Aim of the exercise: Find every line with the word "Output". Copy those lines.

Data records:

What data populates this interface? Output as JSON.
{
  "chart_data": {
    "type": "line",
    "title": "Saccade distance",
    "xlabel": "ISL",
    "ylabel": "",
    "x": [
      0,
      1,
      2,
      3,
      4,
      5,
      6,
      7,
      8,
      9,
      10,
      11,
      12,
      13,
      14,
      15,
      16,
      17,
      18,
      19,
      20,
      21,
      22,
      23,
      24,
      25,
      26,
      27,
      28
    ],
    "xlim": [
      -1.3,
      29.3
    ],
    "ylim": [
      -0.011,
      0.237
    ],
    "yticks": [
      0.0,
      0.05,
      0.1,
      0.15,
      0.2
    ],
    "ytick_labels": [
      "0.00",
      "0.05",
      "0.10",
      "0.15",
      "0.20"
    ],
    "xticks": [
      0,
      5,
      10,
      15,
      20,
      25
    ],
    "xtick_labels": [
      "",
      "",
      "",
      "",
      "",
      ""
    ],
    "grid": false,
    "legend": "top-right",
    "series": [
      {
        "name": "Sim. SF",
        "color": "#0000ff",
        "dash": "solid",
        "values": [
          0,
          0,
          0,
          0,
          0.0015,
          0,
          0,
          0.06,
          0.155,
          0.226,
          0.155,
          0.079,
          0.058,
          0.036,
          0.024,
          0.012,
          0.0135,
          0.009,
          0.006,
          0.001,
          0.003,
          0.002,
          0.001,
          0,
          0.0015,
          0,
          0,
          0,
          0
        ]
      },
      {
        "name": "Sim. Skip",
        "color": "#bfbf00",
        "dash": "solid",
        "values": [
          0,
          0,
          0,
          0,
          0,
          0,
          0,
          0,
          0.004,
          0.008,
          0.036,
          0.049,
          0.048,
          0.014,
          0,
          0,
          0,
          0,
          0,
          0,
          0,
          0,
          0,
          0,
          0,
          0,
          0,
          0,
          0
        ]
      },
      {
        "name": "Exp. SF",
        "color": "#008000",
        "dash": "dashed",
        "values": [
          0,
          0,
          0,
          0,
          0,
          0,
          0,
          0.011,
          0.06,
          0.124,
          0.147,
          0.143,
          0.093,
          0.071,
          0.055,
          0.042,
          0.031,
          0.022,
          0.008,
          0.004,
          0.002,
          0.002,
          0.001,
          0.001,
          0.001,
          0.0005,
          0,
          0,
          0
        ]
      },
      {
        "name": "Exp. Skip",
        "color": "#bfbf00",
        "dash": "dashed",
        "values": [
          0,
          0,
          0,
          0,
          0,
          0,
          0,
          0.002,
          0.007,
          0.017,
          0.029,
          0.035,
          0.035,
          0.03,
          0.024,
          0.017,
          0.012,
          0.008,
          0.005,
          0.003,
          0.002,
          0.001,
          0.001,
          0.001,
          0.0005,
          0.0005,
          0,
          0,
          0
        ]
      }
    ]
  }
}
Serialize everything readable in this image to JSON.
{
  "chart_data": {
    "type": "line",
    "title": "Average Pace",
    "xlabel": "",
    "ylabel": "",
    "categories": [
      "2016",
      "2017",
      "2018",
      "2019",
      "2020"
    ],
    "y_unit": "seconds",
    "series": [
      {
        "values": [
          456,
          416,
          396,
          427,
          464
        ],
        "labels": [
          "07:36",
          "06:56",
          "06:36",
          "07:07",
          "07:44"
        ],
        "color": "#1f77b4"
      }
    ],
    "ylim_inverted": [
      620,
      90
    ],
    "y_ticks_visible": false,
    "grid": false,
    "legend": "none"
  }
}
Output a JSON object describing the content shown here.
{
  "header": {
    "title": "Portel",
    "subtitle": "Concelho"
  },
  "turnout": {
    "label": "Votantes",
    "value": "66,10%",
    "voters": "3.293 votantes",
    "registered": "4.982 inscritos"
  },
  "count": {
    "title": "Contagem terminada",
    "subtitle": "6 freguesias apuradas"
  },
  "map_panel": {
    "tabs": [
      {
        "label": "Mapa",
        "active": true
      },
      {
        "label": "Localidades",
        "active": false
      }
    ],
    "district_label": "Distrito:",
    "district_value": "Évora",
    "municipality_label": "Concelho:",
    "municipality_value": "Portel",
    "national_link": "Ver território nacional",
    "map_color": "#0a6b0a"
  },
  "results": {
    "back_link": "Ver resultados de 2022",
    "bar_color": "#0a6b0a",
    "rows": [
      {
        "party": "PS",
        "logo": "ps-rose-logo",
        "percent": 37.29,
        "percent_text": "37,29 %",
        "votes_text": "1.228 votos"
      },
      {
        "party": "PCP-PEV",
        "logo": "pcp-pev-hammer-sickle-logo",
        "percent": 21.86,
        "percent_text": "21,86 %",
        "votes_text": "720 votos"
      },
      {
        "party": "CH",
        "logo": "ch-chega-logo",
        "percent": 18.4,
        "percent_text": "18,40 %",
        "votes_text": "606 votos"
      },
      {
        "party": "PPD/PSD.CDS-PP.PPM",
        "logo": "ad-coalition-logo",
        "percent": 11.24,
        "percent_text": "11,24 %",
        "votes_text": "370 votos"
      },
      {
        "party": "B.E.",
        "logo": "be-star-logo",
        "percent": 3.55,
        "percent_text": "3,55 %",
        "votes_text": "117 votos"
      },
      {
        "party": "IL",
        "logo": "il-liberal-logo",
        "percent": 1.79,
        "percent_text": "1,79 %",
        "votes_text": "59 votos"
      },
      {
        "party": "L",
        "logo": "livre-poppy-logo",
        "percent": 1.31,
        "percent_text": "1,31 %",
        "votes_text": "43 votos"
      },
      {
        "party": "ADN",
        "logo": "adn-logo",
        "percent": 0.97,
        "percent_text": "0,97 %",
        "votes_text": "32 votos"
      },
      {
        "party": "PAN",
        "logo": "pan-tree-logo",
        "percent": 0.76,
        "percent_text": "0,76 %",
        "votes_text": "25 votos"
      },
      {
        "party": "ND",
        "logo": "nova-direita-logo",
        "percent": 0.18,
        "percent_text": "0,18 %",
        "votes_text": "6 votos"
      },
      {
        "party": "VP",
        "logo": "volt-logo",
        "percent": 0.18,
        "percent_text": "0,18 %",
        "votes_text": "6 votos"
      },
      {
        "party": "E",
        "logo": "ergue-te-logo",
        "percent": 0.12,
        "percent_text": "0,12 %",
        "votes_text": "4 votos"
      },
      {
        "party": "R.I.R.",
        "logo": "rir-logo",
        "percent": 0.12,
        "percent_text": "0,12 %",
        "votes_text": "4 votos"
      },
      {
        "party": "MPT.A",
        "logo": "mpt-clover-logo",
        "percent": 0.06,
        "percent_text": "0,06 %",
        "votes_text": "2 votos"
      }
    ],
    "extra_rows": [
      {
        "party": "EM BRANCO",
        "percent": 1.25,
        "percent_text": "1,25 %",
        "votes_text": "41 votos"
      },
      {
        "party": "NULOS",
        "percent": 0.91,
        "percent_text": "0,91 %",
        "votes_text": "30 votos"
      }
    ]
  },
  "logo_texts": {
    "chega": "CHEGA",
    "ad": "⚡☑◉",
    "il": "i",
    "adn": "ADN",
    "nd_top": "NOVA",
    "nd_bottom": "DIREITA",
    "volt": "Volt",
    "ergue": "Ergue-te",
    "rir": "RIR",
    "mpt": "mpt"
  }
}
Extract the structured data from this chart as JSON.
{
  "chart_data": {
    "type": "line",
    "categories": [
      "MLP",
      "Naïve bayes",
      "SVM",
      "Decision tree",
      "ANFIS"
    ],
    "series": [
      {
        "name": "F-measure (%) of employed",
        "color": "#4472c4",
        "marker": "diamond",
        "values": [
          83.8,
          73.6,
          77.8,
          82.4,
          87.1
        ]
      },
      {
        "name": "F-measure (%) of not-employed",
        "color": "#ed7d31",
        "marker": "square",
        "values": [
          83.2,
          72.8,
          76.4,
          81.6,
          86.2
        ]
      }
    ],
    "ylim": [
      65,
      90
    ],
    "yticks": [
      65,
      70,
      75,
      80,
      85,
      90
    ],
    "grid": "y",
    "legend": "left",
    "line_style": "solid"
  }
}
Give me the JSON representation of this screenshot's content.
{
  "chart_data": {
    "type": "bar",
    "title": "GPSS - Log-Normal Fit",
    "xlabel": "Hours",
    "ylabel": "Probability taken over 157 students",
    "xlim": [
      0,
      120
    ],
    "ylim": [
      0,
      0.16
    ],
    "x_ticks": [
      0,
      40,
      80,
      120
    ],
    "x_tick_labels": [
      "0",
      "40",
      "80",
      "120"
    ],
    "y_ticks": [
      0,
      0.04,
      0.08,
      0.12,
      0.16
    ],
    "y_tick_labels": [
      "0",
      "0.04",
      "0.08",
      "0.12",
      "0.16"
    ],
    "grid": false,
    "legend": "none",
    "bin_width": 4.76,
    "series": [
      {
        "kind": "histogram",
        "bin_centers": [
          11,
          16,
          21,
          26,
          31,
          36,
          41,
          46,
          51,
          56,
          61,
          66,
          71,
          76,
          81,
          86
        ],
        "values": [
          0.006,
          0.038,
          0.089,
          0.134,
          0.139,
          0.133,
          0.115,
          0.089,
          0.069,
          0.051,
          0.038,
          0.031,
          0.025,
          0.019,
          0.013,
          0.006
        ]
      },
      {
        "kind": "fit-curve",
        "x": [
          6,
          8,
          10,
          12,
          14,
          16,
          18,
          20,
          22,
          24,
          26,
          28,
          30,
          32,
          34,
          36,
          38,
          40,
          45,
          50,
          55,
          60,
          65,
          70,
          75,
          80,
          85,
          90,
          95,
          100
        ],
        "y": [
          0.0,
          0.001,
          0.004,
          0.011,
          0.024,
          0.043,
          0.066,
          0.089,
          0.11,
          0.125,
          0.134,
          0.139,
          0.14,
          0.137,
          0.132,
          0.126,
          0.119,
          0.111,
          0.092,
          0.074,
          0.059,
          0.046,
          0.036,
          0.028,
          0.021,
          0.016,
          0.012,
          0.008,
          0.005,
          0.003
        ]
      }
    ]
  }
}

Response to the exercise:
What data populates this interface? Output as JSON.
Output a JSON object describing the content shown here.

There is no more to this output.